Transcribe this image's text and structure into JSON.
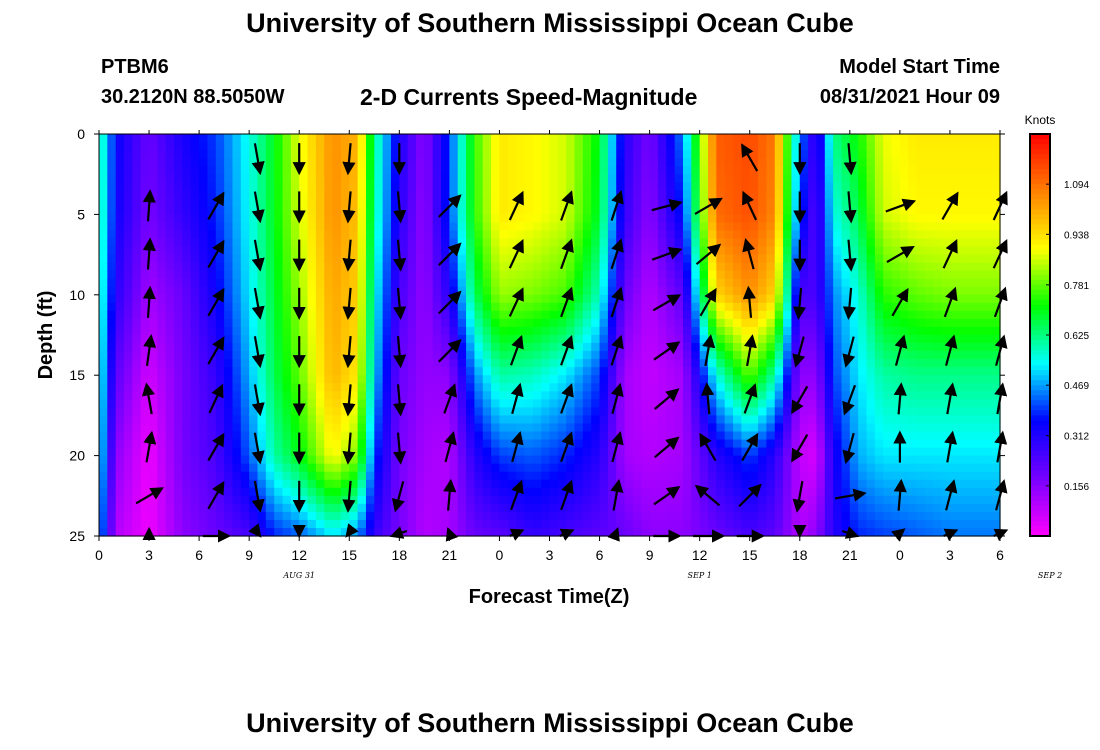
{
  "header": {
    "title": "University of Southern Mississippi Ocean Cube",
    "station_id": "PTBM6",
    "coordinates": "30.2120N  88.5050W",
    "subtitle": "2-D Currents Speed-Magnitude",
    "model_start_label": "Model Start Time",
    "model_start_value": "08/31/2021 Hour 09"
  },
  "footer": {
    "title": "University of Southern Mississippi Ocean Cube"
  },
  "chart_data": {
    "type": "heatmap",
    "title": "2-D Currents Speed-Magnitude",
    "xlabel": "Forecast Time(Z)",
    "ylabel": "Depth (ft)",
    "x_range_hours": [
      0,
      54
    ],
    "ylim": [
      0,
      25
    ],
    "y_inverted": true,
    "x_tick_labels": [
      "0",
      "3",
      "6",
      "9",
      "12",
      "15",
      "18",
      "21",
      "0",
      "3",
      "6",
      "9",
      "12",
      "15",
      "18",
      "21",
      "0",
      "3",
      "6"
    ],
    "y_tick_labels": [
      "0",
      "5",
      "10",
      "15",
      "20",
      "25"
    ],
    "date_labels": [
      {
        "hour": 12,
        "text": "AUG 31"
      },
      {
        "hour": 36,
        "text": "SEP 1"
      },
      {
        "hour": 60,
        "text": "SEP 2"
      }
    ],
    "colorbar": {
      "title": "Knots",
      "range": [
        0,
        1.25
      ],
      "tick_values": [
        1.094,
        0.938,
        0.781,
        0.625,
        0.469,
        0.312,
        0.156
      ],
      "tick_labels": [
        "1.094",
        "0.938",
        "0.781",
        "0.625",
        "0.469",
        "0.312",
        "0.156"
      ],
      "colors": [
        "#ff00ff",
        "#7700ff",
        "#0000ff",
        "#00ffff",
        "#00ff00",
        "#ffff00",
        "#ff8000",
        "#ff0000"
      ]
    },
    "speed_profiles": {
      "note_units": "knots",
      "hours": [
        0,
        1,
        3,
        5,
        7,
        9,
        10.5,
        12,
        14,
        15.5,
        16.5,
        18,
        19.5,
        21,
        22.5,
        24,
        26,
        28,
        30,
        31.5,
        33,
        35,
        37,
        39,
        40.5,
        42,
        43,
        44,
        45.5,
        47,
        49,
        51,
        54
      ],
      "depth_key_ft": [
        0,
        5,
        10,
        15,
        20,
        25
      ],
      "speed_at_depth_keys": [
        [
          0.62,
          0.62,
          0.6,
          0.58,
          0.56,
          0.5
        ],
        [
          0.35,
          0.34,
          0.3,
          0.22,
          0.15,
          0.1
        ],
        [
          0.2,
          0.18,
          0.12,
          0.06,
          0.02,
          0.02
        ],
        [
          0.32,
          0.28,
          0.2,
          0.18,
          0.18,
          0.15
        ],
        [
          0.4,
          0.38,
          0.34,
          0.28,
          0.25,
          0.2
        ],
        [
          0.55,
          0.54,
          0.52,
          0.48,
          0.42,
          0.25
        ],
        [
          0.7,
          0.7,
          0.68,
          0.66,
          0.6,
          0.38
        ],
        [
          0.88,
          0.86,
          0.82,
          0.78,
          0.7,
          0.42
        ],
        [
          1.05,
          1.05,
          1.02,
          1.0,
          0.9,
          0.52
        ],
        [
          1.0,
          0.98,
          0.96,
          0.92,
          0.8,
          0.45
        ],
        [
          0.62,
          0.6,
          0.55,
          0.5,
          0.4,
          0.28
        ],
        [
          0.32,
          0.3,
          0.25,
          0.2,
          0.18,
          0.18
        ],
        [
          0.15,
          0.14,
          0.14,
          0.14,
          0.12,
          0.1
        ],
        [
          0.4,
          0.4,
          0.3,
          0.15,
          0.1,
          0.12
        ],
        [
          0.75,
          0.74,
          0.65,
          0.45,
          0.3,
          0.2
        ],
        [
          0.92,
          0.92,
          0.82,
          0.6,
          0.4,
          0.22
        ],
        [
          0.9,
          0.9,
          0.8,
          0.58,
          0.42,
          0.28
        ],
        [
          0.86,
          0.86,
          0.76,
          0.52,
          0.38,
          0.25
        ],
        [
          0.7,
          0.68,
          0.58,
          0.4,
          0.3,
          0.22
        ],
        [
          0.3,
          0.28,
          0.2,
          0.12,
          0.12,
          0.2
        ],
        [
          0.18,
          0.15,
          0.1,
          0.08,
          0.1,
          0.15
        ],
        [
          0.45,
          0.38,
          0.22,
          0.12,
          0.12,
          0.15
        ],
        [
          1.12,
          1.1,
          0.95,
          0.55,
          0.3,
          0.2
        ],
        [
          1.15,
          1.14,
          1.05,
          0.78,
          0.4,
          0.25
        ],
        [
          1.08,
          1.06,
          0.95,
          0.6,
          0.3,
          0.22
        ],
        [
          0.45,
          0.4,
          0.25,
          0.15,
          0.08,
          0.1
        ],
        [
          0.25,
          0.22,
          0.25,
          0.15,
          0.05,
          0.15
        ],
        [
          0.62,
          0.55,
          0.45,
          0.4,
          0.32,
          0.3
        ],
        [
          0.72,
          0.66,
          0.56,
          0.52,
          0.48,
          0.38
        ],
        [
          0.88,
          0.86,
          0.74,
          0.6,
          0.52,
          0.4
        ],
        [
          0.92,
          0.9,
          0.78,
          0.62,
          0.52,
          0.42
        ],
        [
          0.92,
          0.9,
          0.8,
          0.62,
          0.52,
          0.44
        ],
        [
          0.92,
          0.9,
          0.8,
          0.62,
          0.52,
          0.44
        ]
      ]
    },
    "vector_field": {
      "depths_ft": [
        0,
        3,
        6,
        9,
        12,
        15,
        18,
        21,
        24,
        27
      ],
      "columns": [
        {
          "hour": 3,
          "dirs_deg": [
            null,
            4,
            4,
            4,
            8,
            350,
            10,
            60,
            0,
            null
          ]
        },
        {
          "hour": 7,
          "dirs_deg": [
            null,
            30,
            30,
            30,
            30,
            25,
            30,
            30,
            60,
            60
          ]
        },
        {
          "hour": 9.5,
          "dirs_deg": [
            170,
            170,
            170,
            170,
            170,
            170,
            170,
            170,
            170,
            170
          ]
        },
        {
          "hour": 12,
          "dirs_deg": [
            180,
            180,
            180,
            180,
            180,
            180,
            180,
            180,
            180,
            180
          ]
        },
        {
          "hour": 15,
          "dirs_deg": [
            185,
            185,
            185,
            185,
            185,
            185,
            185,
            185,
            190,
            190
          ]
        },
        {
          "hour": 18,
          "dirs_deg": [
            180,
            175,
            175,
            175,
            175,
            175,
            175,
            195,
            210,
            210
          ]
        },
        {
          "hour": 21,
          "dirs_deg": [
            null,
            45,
            45,
            45,
            45,
            20,
            15,
            5,
            355,
            null
          ]
        },
        {
          "hour": 25,
          "dirs_deg": [
            null,
            25,
            25,
            25,
            20,
            15,
            15,
            20,
            25,
            25
          ]
        },
        {
          "hour": 28,
          "dirs_deg": [
            null,
            20,
            20,
            20,
            20,
            20,
            20,
            20,
            25,
            25
          ]
        },
        {
          "hour": 31,
          "dirs_deg": [
            null,
            18,
            18,
            18,
            18,
            15,
            15,
            10,
            5,
            null
          ]
        },
        {
          "hour": 34,
          "dirs_deg": [
            null,
            75,
            70,
            60,
            55,
            50,
            50,
            55,
            60,
            80
          ]
        },
        {
          "hour": 36.5,
          "dirs_deg": [
            null,
            60,
            50,
            30,
            10,
            355,
            330,
            310,
            95,
            null
          ]
        },
        {
          "hour": 39,
          "dirs_deg": [
            330,
            335,
            345,
            355,
            10,
            20,
            30,
            45,
            60,
            null
          ]
        },
        {
          "hour": 42,
          "dirs_deg": [
            180,
            180,
            180,
            185,
            195,
            210,
            210,
            190,
            180,
            null
          ]
        },
        {
          "hour": 45,
          "dirs_deg": [
            175,
            175,
            175,
            185,
            195,
            200,
            195,
            80,
            150,
            null
          ]
        },
        {
          "hour": 48,
          "dirs_deg": [
            null,
            70,
            60,
            30,
            15,
            5,
            0,
            5,
            15,
            null
          ]
        },
        {
          "hour": 51,
          "dirs_deg": [
            null,
            30,
            25,
            20,
            15,
            10,
            10,
            15,
            25,
            null
          ]
        },
        {
          "hour": 54,
          "dirs_deg": [
            null,
            25,
            25,
            20,
            15,
            10,
            10,
            15,
            25,
            null
          ]
        }
      ]
    },
    "grid": false,
    "legend": "right"
  }
}
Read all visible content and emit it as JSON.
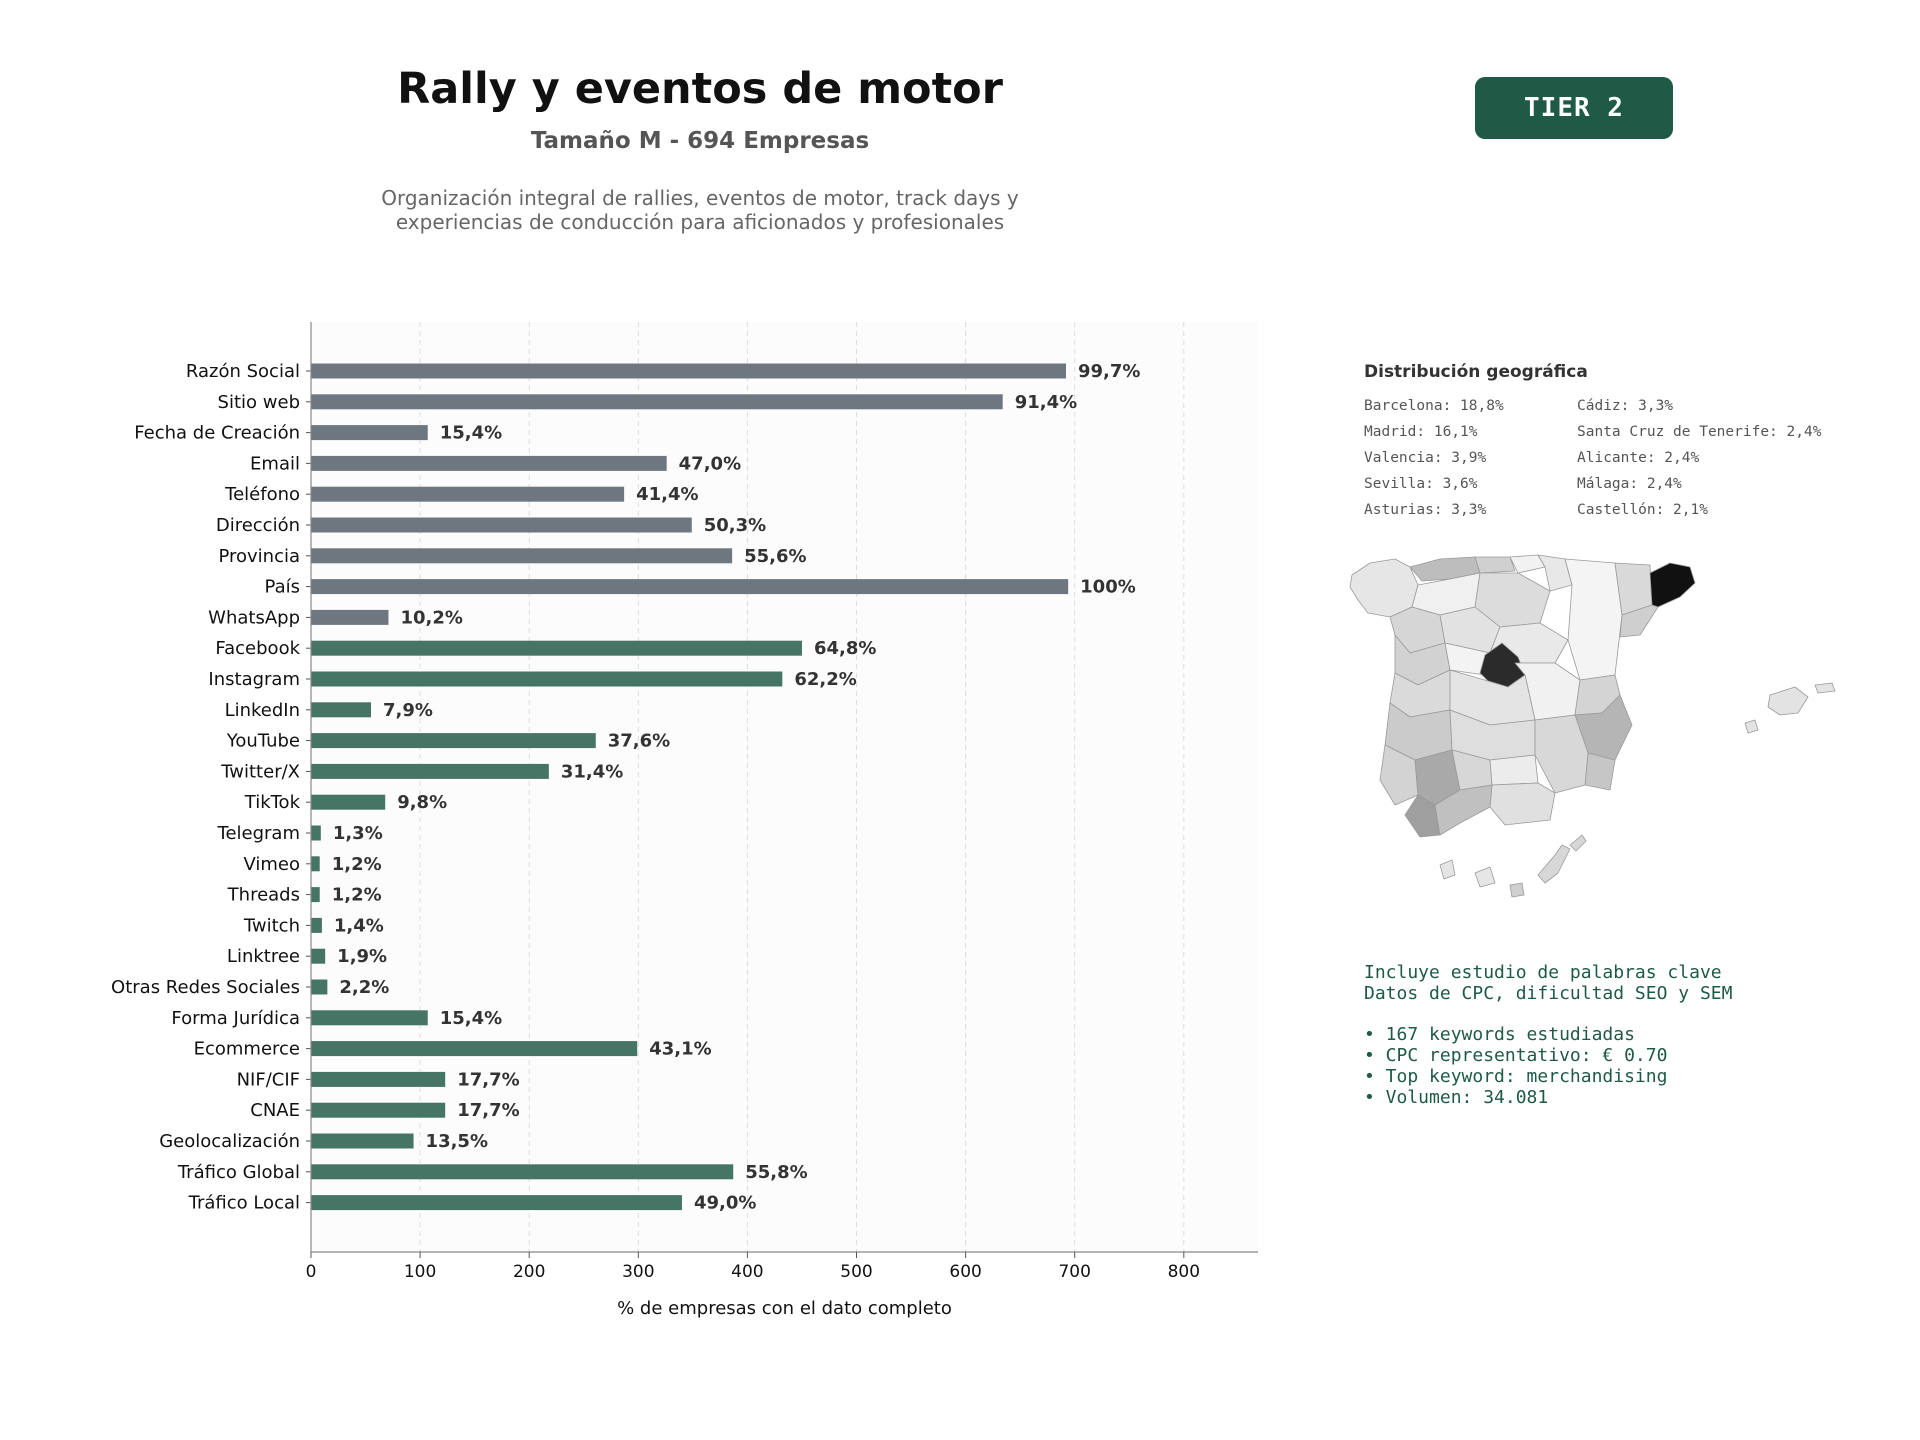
{
  "header": {
    "title": "Rally y eventos de motor",
    "subtitle": "Tamaño M - 694 Empresas",
    "description_line1": "Organización integral de rallies, eventos de motor, track days y",
    "description_line2": "experiencias de conducción para aficionados y profesionales"
  },
  "tier_badge": "TIER 2",
  "colors": {
    "gray_bar": "#6e7780",
    "green_bar": "#477565",
    "brand_green": "#1e5a46"
  },
  "chart_data": {
    "type": "bar",
    "orientation": "horizontal",
    "xlabel": "% de empresas con el dato completo",
    "xlim": [
      0,
      868
    ],
    "xticks": [
      0,
      100,
      200,
      300,
      400,
      500,
      600,
      700,
      800
    ],
    "grid": "vertical dashed",
    "categories": [
      "Razón Social",
      "Sitio web",
      "Fecha de Creación",
      "Email",
      "Teléfono",
      "Dirección",
      "Provincia",
      "País",
      "WhatsApp",
      "Facebook",
      "Instagram",
      "LinkedIn",
      "YouTube",
      "Twitter/X",
      "TikTok",
      "Telegram",
      "Vimeo",
      "Threads",
      "Twitch",
      "Linktree",
      "Otras Redes Sociales",
      "Forma Jurídica",
      "Ecommerce",
      "NIF/CIF",
      "CNAE",
      "Geolocalización",
      "Tráfico Global",
      "Tráfico Local"
    ],
    "values": [
      692,
      634,
      107,
      326,
      287,
      349,
      386,
      694,
      71,
      450,
      432,
      55,
      261,
      218,
      68,
      9,
      8,
      8,
      10,
      13,
      15,
      107,
      299,
      123,
      123,
      94,
      387,
      340
    ],
    "labels": [
      "99,7%",
      "91,4%",
      "15,4%",
      "47,0%",
      "41,4%",
      "50,3%",
      "55,6%",
      "100%",
      "10,2%",
      "64,8%",
      "62,2%",
      "7,9%",
      "37,6%",
      "31,4%",
      "9,8%",
      "1,3%",
      "1,2%",
      "1,2%",
      "1,4%",
      "1,9%",
      "2,2%",
      "15,4%",
      "43,1%",
      "17,7%",
      "17,7%",
      "13,5%",
      "55,8%",
      "49,0%"
    ],
    "bar_color_group": [
      "gray",
      "gray",
      "gray",
      "gray",
      "gray",
      "gray",
      "gray",
      "gray",
      "gray",
      "green",
      "green",
      "green",
      "green",
      "green",
      "green",
      "green",
      "green",
      "green",
      "green",
      "green",
      "green",
      "green",
      "green",
      "green",
      "green",
      "green",
      "green",
      "green"
    ]
  },
  "geo": {
    "title": "Distribución geográfica",
    "left_column": [
      "Barcelona: 18,8%",
      "Madrid: 16,1%",
      "Valencia: 3,9%",
      "Sevilla: 3,6%",
      "Asturias: 3,3%"
    ],
    "right_column": [
      "Cádiz: 3,3%",
      "Santa Cruz de Tenerife: 2,4%",
      "Alicante: 2,4%",
      "Málaga: 2,4%",
      "Castellón: 2,1%"
    ]
  },
  "keywords": {
    "line1": "Incluye estudio de palabras clave",
    "line2": "Datos de CPC, dificultad SEO y SEM",
    "bullets": [
      "• 167 keywords estudiadas",
      "• CPC representativo: € 0.70",
      "• Top keyword: merchandising",
      "• Volumen: 34.081"
    ]
  }
}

_Directions for this task_
Return each line among the entries that holds the word "Mississippi".

_Final result_
    "title": "University of Southern Mississippi Ocean Cube",
    "title": "University of Southern Mississippi Ocean Cube"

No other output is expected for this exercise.